ENTRIES SHOWN:
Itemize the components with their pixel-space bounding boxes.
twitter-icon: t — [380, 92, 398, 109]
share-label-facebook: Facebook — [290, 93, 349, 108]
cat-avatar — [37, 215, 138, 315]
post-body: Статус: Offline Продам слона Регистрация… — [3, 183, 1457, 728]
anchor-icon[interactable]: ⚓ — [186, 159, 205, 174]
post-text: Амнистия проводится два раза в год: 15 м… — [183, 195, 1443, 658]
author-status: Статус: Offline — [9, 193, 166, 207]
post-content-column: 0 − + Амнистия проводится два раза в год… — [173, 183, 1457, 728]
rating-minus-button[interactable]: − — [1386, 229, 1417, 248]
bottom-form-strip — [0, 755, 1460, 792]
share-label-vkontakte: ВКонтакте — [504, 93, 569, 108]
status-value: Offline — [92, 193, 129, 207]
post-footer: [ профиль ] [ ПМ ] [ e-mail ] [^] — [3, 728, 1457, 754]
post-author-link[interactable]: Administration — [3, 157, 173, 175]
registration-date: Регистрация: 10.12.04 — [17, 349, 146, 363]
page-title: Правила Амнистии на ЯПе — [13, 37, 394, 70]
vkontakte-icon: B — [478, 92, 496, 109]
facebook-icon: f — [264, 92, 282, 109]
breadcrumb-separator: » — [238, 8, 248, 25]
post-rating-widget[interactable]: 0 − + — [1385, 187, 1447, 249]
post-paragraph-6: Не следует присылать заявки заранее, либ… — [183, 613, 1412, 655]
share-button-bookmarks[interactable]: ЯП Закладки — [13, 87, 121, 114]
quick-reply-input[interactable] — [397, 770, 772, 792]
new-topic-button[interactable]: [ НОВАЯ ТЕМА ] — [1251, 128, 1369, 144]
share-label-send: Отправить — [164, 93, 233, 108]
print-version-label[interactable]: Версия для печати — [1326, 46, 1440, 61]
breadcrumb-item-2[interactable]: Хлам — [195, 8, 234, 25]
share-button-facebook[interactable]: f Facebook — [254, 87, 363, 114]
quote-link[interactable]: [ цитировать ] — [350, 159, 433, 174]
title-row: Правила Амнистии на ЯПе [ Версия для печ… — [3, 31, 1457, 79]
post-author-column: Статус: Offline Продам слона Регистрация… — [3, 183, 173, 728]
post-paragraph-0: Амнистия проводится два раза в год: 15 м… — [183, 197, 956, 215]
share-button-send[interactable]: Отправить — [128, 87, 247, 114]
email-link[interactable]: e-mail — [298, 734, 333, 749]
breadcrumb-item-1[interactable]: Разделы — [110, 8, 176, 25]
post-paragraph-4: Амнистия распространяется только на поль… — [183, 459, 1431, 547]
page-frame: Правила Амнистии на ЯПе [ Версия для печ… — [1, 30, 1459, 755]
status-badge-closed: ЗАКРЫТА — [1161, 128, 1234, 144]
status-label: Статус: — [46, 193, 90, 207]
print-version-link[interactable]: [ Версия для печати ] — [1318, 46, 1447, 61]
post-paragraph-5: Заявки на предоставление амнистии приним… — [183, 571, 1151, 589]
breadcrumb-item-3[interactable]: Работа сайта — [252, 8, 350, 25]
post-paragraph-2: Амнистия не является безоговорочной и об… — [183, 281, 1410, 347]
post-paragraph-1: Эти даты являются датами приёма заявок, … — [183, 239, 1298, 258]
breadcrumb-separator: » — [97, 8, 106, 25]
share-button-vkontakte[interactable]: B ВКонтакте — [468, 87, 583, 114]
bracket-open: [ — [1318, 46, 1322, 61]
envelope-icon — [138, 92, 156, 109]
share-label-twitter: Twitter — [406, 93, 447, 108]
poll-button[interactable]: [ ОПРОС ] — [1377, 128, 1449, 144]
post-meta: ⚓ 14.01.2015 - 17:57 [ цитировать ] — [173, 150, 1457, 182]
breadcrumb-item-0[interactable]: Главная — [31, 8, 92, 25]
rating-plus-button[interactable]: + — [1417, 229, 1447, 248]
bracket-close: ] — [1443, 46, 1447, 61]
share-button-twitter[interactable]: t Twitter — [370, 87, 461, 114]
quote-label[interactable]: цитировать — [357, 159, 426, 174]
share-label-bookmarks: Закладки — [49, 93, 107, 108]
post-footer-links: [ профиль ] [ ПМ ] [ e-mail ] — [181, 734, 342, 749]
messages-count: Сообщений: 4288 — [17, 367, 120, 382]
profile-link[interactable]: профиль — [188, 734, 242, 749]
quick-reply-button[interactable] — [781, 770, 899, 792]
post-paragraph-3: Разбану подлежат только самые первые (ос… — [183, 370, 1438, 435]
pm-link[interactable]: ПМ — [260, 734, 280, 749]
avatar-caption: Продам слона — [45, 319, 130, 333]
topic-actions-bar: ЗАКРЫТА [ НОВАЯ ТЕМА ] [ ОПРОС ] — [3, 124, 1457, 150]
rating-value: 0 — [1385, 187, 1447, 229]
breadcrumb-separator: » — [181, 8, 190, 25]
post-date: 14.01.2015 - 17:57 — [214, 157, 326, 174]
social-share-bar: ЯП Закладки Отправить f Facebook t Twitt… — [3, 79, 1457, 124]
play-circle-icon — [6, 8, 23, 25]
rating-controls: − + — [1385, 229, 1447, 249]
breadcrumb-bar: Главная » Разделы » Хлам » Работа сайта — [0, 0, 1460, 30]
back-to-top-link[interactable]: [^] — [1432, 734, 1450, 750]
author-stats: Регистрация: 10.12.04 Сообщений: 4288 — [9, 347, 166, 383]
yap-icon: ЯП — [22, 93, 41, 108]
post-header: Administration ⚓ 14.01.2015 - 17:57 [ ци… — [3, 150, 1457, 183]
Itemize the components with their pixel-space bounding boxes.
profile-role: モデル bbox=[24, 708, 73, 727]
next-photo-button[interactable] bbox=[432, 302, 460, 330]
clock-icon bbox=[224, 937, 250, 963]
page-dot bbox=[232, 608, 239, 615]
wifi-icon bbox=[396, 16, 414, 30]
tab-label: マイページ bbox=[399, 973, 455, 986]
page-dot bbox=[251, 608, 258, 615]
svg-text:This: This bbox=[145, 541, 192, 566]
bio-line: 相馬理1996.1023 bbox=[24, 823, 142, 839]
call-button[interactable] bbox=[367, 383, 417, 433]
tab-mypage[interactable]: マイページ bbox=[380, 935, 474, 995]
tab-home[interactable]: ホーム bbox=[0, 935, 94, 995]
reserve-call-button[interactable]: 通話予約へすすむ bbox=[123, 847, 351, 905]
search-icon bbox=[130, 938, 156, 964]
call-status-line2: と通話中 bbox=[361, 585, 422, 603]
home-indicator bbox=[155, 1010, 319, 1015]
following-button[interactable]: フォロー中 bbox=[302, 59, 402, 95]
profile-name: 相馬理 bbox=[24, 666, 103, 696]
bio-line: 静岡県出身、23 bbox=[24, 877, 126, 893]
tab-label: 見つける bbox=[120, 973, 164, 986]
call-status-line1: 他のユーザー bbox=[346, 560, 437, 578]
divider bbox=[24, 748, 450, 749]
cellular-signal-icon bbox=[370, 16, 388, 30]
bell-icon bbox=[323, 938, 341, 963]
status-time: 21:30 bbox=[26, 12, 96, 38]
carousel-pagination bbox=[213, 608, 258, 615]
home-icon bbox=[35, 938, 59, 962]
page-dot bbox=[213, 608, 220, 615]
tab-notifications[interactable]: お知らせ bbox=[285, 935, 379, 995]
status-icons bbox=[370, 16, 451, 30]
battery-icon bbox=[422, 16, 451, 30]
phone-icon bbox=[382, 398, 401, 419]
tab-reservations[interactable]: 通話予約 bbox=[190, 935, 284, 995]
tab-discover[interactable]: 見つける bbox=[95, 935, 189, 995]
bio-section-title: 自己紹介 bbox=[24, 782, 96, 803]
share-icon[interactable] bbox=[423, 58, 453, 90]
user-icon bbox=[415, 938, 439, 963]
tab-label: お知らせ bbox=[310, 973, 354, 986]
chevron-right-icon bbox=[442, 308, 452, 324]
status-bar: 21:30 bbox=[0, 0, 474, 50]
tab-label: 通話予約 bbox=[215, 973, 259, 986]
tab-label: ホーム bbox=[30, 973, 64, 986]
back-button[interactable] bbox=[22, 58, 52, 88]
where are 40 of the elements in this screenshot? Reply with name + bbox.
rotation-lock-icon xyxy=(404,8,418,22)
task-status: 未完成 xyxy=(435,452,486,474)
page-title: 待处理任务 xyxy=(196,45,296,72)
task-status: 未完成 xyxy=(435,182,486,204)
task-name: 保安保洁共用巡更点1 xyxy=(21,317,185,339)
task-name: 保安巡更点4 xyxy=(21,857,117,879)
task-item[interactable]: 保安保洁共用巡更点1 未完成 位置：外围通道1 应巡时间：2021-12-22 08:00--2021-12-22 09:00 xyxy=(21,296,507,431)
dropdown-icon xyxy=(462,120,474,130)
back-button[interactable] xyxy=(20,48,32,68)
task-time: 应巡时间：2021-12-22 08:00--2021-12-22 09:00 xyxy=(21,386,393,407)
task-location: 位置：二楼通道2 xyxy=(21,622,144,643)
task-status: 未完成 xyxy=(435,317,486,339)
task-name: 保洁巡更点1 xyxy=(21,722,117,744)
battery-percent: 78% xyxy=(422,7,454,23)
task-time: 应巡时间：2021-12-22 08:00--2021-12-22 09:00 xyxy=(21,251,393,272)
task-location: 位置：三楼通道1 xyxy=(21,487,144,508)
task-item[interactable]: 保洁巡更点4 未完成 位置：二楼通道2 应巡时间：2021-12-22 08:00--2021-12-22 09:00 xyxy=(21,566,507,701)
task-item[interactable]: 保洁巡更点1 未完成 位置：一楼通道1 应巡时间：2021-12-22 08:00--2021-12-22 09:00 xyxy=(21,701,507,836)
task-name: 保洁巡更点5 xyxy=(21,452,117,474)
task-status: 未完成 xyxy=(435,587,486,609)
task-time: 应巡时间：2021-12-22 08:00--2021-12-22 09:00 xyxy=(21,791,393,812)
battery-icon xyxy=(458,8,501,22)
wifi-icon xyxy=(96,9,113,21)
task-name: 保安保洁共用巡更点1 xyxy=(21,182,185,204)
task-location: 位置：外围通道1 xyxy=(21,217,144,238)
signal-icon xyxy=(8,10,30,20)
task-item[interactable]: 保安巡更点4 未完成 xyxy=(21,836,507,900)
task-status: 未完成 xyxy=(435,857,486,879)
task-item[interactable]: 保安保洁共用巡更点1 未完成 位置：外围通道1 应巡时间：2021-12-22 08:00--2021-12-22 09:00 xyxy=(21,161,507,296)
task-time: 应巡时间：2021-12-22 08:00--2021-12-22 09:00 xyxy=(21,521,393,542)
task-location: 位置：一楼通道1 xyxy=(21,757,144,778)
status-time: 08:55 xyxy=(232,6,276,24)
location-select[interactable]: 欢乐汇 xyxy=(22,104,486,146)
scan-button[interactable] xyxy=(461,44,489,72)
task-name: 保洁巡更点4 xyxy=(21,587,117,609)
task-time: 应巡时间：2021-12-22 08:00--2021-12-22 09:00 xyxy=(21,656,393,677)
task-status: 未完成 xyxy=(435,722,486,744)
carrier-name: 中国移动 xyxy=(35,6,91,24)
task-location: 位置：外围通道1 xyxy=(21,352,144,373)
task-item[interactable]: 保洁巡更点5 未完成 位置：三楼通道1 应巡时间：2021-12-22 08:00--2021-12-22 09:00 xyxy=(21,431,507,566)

STATED PROBLEM: Give every line from the beginning of the items through the line containing "post-author-link[interactable]: Administration —", inclusive, as a JSON list of strings with one string per line and blank lines omitted.

RESPONSE FOR THIS EXERCISE:
[
  "Itemize the components with their pixel-space bounding boxes.",
  "twitter-icon: t — [380, 92, 398, 109]",
  "share-label-facebook: Facebook — [290, 93, 349, 108]",
  "cat-avatar — [37, 215, 138, 315]",
  "post-body: Статус: Offline Продам слона Регистрация… — [3, 183, 1457, 728]",
  "anchor-icon[interactable]: ⚓ — [186, 159, 205, 174]",
  "post-text: Амнистия проводится два раза в год: 15 м… — [183, 195, 1443, 658]",
  "author-status: Статус: Offline — [9, 193, 166, 207]",
  "post-content-column: 0 − + Амнистия проводится два раза в год… — [173, 183, 1457, 728]",
  "rating-minus-button[interactable]: − — [1386, 229, 1417, 248]",
  "bottom-form-strip — [0, 755, 1460, 792]",
  "share-label-vkontakte: ВКонтакте — [504, 93, 569, 108]",
  "status-value: Offline — [92, 193, 129, 207]",
  "post-footer: [ профиль ] [ ПМ ] [ e-mail ] [^] — [3, 728, 1457, 754]",
  "post-author-link[interactable]: Administration — [3, 157, 173, 175]"
]